TEXT SEGMENT
= Beginning of Section =

Wright: That playground you could only get in from 6:30 to 9 before the kids turned up and then like 6:30 till 9 after the kids are gone. And it was not dissimilar to shooting ‘Hot Fuzz,’ where we didn’t really have all the streets locked down, so three 18-year-olds with guns and fake blood and knives weren’t really supposed to be in a children’s playground. (laughs) I remember one shot where the cop is standing there with blood all over him and a gun. This old man came up to him, not seeing me or the camera, and he said, “you can’t play with guns in a children’s park!” [Wright and his actor explained,] “No, we’re making a film. No, it’s not real. It’s fake blood, it’s a fake gun. This is a water pistol.” [They pleaded with the man, explaining to him that it’s fake, before the man snorted,] “Well, grow up then.” And stormed off.
“Fistful of Fingers” (1995)
Wright was just three weeks out of art college when he decided to shoot his first proper feature on £11,000 and a 21-day schedule, inspired by the low-budget DIY style of Peter Jackson’s “Bad Taste” and Robert Rodriguez’s “El Mariachi.” Though one of his professors warned, “don’t do a spoof as your first film; do something original,” Wright made this Western send-up that was a remake of one of his earlier shorts shot on video. He realized during editing, “There was a lot of nice stuff in it, it wasn’t as funny as the Video 8 one and trying to reshoot the same gags with the same people in the same locations, just the spirit of it was lost along the way.” He didn’t bring a clip of the film to show, but he did speak about its critical reaction.
Wright: I guess it got released in a cinema, not in cinemas. The weird thing was it came out the same weekend as “GoldenEye.” Even though it was on one screen, as happens in the UK, it got reviewed everywhere and some people gave it a good review, like the Evening Standard and the Telegraph, but then Empire magazine, which I collected since issue one, gave it one star. Being a 21-year-old and reading that was just crushing — I thought ohhhhh noooo. Even being at the shop, looking at all the magazines and reading that, I still had to buy it. I threw out all my Empires except for that one. That’s my picture of Dorian Gray; I had to keep the one with the review of “Fistful of Fingers.”
I think if it ever got released on DVD, I’d like to do a lot of supplementary material as some kind of cautionary tale. I probably make too much of a meal of it being bad, as well as the one-star review… and this is the thing with the “GoldenEye” thing, you will be judged against other films. I kind of thought ‘well, “GoldenEye” cost like $100 million. You can’t be reviewed against that.’ No, that doesn’t happen.
There was a good review in a listings magazine. I was completely broke at the time and unemployed. After reading the Empire one seeing a good review is like finding the golden ticket inside the Wonka Bar. I found the magazine, I had no money and I stole the magazine.

= End of Section =

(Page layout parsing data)

= Beginning of Section =

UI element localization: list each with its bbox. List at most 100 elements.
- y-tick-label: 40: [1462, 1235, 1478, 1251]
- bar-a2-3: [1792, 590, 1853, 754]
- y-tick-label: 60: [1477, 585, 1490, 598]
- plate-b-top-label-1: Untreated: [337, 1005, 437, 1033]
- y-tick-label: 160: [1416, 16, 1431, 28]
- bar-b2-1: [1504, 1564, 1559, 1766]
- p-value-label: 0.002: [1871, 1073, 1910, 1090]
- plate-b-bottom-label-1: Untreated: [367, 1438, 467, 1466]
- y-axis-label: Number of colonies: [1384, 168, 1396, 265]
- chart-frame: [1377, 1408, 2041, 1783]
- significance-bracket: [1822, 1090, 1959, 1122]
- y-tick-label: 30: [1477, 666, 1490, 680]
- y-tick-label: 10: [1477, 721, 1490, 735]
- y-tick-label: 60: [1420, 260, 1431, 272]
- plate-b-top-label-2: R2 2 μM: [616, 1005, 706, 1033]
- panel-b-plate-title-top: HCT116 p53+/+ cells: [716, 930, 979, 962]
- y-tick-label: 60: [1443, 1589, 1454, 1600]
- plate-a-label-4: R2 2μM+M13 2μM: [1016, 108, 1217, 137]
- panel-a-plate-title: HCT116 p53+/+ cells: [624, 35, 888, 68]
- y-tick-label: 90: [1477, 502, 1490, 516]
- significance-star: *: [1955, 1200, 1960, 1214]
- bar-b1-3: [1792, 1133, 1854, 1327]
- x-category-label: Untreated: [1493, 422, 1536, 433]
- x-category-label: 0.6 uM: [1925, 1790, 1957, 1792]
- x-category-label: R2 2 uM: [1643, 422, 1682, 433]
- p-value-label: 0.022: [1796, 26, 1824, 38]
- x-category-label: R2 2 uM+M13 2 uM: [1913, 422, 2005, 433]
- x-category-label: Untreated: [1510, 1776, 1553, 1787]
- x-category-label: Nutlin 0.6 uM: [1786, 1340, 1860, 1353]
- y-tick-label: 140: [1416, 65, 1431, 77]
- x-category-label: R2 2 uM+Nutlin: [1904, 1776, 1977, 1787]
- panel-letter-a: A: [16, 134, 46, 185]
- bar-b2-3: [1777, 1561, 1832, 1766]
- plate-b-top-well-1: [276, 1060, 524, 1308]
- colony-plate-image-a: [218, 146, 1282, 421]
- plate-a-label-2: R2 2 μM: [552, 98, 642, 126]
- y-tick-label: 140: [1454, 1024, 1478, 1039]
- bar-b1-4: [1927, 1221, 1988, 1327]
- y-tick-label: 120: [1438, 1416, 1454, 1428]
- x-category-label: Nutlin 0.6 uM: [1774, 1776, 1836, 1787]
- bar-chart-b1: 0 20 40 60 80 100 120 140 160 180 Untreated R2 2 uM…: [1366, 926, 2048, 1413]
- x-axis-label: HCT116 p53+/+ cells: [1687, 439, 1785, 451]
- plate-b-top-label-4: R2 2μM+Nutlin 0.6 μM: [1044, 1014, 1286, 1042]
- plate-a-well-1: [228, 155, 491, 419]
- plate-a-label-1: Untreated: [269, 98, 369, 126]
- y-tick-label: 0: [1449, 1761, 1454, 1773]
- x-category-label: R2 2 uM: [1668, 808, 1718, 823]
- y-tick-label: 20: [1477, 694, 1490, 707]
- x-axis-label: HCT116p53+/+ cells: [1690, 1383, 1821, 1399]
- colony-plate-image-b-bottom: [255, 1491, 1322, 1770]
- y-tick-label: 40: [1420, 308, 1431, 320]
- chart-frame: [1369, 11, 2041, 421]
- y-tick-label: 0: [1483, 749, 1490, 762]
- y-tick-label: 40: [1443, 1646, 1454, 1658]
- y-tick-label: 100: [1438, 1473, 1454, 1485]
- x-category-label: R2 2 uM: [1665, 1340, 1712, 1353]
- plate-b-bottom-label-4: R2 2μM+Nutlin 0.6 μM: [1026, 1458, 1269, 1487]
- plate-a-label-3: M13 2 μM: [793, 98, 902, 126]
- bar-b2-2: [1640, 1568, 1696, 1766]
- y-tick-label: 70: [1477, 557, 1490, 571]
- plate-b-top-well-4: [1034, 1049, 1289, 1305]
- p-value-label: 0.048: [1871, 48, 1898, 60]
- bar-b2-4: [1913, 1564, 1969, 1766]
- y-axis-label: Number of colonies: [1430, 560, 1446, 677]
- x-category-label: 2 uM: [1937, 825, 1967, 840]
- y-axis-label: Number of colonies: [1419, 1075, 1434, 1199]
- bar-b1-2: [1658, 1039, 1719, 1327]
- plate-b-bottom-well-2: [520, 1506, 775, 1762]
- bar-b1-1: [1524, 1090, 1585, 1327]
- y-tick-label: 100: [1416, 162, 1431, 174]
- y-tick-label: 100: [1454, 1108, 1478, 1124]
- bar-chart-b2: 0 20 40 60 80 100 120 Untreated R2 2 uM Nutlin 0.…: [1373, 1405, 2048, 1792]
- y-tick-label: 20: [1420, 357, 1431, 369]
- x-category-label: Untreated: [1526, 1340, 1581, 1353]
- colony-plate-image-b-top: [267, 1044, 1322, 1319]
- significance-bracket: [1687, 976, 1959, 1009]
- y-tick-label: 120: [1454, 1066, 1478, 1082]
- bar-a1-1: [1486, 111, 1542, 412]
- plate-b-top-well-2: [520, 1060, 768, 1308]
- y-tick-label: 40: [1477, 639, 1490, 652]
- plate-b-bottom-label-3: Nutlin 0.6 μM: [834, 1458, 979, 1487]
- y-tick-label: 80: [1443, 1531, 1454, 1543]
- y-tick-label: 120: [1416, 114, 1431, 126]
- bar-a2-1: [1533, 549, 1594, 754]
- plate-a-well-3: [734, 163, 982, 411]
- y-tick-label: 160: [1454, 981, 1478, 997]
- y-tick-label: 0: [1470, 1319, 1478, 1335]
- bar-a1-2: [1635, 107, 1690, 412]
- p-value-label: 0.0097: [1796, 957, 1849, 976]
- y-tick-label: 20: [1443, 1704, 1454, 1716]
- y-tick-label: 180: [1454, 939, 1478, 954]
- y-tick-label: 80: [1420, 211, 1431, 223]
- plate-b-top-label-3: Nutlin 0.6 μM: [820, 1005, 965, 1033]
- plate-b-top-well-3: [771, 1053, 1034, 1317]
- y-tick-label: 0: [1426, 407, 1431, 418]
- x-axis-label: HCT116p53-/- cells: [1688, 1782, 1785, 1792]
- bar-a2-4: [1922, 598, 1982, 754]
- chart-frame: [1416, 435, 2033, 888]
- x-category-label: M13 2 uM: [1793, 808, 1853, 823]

= End of Section =

USING THE INFORMATION
1. For each statement about the passage on Wright's early films, answer yes or no and quote the exact words of the passage that decide it: (a) "Fistful of Fingers" was shot on a 21-day schedule; (b) Empire magazine gave the film a good review; (c) Wright threw out every Empire issue he owned.
2. According to the passage on Wright's early films, which film came out the same weekend as "Fistful of Fingers"?
3. Reproduce the passage on Wright's early films from "I think if it" to "stole the magazine.".
The lines are not needed for the work that comes next.

ANSWERS FOR THIS EXERCISE
1.
(a) Yes: "on £11,000 and a 21-day schedule"
(b) No: "Empire magazine, which I collected since issue one, gave it one star"
(c) No: "I threw out all my Empires except for that one."

2. "GoldenEye."

3.
I think if it ever got released on DVD, I’d like to do a lot of supplementary material as some kind of cautionary tale. I probably make too much of a meal of it being bad, as well as the one-star review… and this is the thing with the “GoldenEye” thing, you will be judged against other films. I kind of thought ‘well, “GoldenEye” cost like $100 million. You can’t be reviewed against that.’ No, that doesn’t happen.
There was a good review in a listings magazine. I was completely broke at the time and unemployed. After reading the Empire one seeing a good review is like finding the golden ticket inside the Wonka Bar. I found the magazine, I had no money and I stole the magazine.